Objective 1: In the passage on the Peru protests below, list every day of the week that is named.

Supplied passage:
Witnesses were horrified in seeing the same helicopters pick up some of the dead, and start dropping them into the river and the canyons.

This concerned the U.S. DIRECTLY. There's no way to avoid it, although racist, pro-business fascists clearly feel that's what these exploited, abused indigenous people should expect, if they expect to continue living on the same land, in the same forests which saw their ancesters come and go.
US-Peru FTA Sparks Indigenous Massacre
Thursday 11 June 2009

by: Tom Loudon, t r u t h o u t | Report

~snip~
For almost two months, as many as 30,000 indigenous people have been blocking road and river traffic, demanding the repeal of presidential decrees issued last year to facilitate implementation of the US-Peru FTA. According to the indigenous leaders, several of these decrees directly threaten indigenous territories and rights. After having attempted several times to negotiate with the government the repeal of the most egregious of the decrees, and faced with a permanent influx of extraction equipment into the region, the people decided it was imperative to "put their bodies in front of the machines" in order to prevent this equipment from entering their territory.

On Friday, June 5, the government decided the protests needed to end and launched an aggressive assault against the people protesting on the road outside of Bagua. The dislocation was conducted from helicopters and the ground, with police and army using automatic weapons and heavy equipment against people armed with only rocks and spears. As videos, photos and testimonies from the region slowly emerge, it is clear that this was designed to inflict as many civilian casualties as possible, and deter those in other regions from continuing protests. Pictures circulating on the Internet depict snipers in uniform firing at protesters from the streets, tanks and from on top of buildings. On Saturday, in Lima, Peru's capital, a large spontaneous demonstration in support of the Amazonian indigenous was broken up by police.

Objective 2: Please show every line in the rows below that contains the string "book". Case counts.

Excerpts from a layout annotation set:
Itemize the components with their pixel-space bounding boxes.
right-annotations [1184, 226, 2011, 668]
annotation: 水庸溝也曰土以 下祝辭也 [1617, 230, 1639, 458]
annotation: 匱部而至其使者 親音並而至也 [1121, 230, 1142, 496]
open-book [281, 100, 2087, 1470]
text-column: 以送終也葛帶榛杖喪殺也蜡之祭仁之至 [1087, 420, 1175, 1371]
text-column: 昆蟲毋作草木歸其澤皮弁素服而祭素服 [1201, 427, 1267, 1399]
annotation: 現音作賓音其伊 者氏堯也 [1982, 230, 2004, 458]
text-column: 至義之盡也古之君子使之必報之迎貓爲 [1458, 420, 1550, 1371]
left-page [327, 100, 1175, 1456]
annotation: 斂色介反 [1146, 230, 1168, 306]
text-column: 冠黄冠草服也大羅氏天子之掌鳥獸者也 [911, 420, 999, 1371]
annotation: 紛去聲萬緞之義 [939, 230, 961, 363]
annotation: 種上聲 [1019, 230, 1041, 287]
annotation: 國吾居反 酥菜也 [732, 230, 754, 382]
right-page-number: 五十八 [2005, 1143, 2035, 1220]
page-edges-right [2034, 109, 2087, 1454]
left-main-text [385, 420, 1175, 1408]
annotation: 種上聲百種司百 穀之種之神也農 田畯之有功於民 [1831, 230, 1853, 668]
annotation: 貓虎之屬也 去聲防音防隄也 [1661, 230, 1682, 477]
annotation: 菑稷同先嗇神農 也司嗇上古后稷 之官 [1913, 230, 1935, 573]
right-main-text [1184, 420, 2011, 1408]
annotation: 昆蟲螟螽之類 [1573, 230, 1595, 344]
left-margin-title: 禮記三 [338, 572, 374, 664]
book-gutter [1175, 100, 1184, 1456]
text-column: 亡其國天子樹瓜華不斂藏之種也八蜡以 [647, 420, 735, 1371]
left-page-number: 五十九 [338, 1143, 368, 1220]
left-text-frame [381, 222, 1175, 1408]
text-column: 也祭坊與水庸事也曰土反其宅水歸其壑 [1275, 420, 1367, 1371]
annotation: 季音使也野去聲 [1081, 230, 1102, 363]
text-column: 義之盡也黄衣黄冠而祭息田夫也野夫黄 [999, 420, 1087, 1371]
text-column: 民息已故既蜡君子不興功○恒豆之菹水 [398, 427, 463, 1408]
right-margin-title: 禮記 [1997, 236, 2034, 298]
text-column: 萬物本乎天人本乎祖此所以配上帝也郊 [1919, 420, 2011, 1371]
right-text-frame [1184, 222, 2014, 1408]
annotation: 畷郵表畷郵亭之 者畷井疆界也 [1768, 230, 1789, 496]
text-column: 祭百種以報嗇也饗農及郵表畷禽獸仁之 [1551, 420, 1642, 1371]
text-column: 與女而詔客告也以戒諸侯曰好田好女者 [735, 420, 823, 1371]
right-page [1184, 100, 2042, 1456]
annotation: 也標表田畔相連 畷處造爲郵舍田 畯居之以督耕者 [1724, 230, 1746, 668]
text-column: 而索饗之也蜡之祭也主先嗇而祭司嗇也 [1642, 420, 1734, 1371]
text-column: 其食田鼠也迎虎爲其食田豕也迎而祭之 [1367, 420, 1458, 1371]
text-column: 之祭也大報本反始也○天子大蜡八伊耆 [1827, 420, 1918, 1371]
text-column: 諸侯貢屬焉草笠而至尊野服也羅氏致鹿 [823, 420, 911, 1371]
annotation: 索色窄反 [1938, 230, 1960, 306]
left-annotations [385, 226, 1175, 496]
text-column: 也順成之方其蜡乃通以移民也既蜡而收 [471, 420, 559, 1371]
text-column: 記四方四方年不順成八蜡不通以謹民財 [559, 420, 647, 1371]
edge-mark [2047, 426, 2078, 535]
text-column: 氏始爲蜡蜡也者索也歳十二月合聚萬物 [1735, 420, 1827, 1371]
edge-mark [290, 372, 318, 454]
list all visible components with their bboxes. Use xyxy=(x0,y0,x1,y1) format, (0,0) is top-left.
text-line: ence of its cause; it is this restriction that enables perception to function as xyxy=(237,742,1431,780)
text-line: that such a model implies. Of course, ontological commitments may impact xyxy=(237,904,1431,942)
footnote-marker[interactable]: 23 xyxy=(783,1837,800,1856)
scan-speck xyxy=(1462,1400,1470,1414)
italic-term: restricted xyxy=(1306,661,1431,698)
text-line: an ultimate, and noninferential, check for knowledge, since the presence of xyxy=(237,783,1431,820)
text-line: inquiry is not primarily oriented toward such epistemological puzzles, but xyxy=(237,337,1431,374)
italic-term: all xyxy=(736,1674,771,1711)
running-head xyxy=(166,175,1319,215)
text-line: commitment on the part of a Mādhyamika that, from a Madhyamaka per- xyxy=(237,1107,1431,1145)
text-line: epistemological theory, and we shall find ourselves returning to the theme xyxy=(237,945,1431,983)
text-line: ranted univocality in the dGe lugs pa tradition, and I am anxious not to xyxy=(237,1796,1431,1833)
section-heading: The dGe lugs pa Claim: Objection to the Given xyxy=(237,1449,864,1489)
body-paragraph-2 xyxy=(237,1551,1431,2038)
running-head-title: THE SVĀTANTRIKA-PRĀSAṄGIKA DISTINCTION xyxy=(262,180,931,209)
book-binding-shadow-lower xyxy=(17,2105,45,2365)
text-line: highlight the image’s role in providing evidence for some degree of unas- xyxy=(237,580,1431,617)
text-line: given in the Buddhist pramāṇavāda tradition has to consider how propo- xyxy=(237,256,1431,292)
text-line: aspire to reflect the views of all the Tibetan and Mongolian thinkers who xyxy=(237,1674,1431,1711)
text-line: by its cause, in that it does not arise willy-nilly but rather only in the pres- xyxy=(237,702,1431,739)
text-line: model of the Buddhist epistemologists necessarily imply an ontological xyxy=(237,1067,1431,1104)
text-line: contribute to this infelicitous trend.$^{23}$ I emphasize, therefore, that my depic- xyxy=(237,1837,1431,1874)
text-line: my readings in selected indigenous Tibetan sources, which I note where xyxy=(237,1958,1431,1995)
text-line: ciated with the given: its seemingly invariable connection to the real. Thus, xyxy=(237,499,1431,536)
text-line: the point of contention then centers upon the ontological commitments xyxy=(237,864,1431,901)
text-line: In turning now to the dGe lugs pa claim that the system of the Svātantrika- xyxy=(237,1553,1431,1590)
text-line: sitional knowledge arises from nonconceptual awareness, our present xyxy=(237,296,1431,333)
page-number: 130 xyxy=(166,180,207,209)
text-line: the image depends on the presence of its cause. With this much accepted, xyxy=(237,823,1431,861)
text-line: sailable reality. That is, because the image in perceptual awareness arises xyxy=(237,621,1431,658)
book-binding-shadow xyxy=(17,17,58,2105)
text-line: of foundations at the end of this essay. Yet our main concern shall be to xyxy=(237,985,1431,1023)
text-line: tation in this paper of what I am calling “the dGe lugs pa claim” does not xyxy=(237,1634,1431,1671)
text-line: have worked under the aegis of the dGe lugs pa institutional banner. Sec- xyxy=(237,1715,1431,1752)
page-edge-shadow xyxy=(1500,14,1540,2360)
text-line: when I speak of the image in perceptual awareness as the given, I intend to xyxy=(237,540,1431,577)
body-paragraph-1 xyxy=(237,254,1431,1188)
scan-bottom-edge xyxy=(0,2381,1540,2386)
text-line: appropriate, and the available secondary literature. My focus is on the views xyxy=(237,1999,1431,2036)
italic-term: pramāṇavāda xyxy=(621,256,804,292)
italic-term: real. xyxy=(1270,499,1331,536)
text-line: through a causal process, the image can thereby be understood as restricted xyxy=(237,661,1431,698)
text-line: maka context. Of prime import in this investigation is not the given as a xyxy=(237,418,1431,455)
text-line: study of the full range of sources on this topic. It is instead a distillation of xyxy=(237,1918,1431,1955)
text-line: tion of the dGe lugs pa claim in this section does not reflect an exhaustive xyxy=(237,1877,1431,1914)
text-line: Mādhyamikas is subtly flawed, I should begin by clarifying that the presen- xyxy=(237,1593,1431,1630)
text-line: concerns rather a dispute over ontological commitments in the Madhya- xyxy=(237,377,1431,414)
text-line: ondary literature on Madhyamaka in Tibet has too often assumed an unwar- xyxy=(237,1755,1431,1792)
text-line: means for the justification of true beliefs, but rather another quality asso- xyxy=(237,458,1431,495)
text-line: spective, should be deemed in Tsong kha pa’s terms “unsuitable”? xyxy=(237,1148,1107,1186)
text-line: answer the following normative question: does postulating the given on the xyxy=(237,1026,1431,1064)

Correct output 1: Thursday, Friday, Saturday

Correct output 2:
open-book [281, 100, 2087, 1470]
book-gutter [1175, 100, 1184, 1456]
book-binding-shadow-lower xyxy=(17,2105,45,2365)
book-binding-shadow xyxy=(17,17,58,2105)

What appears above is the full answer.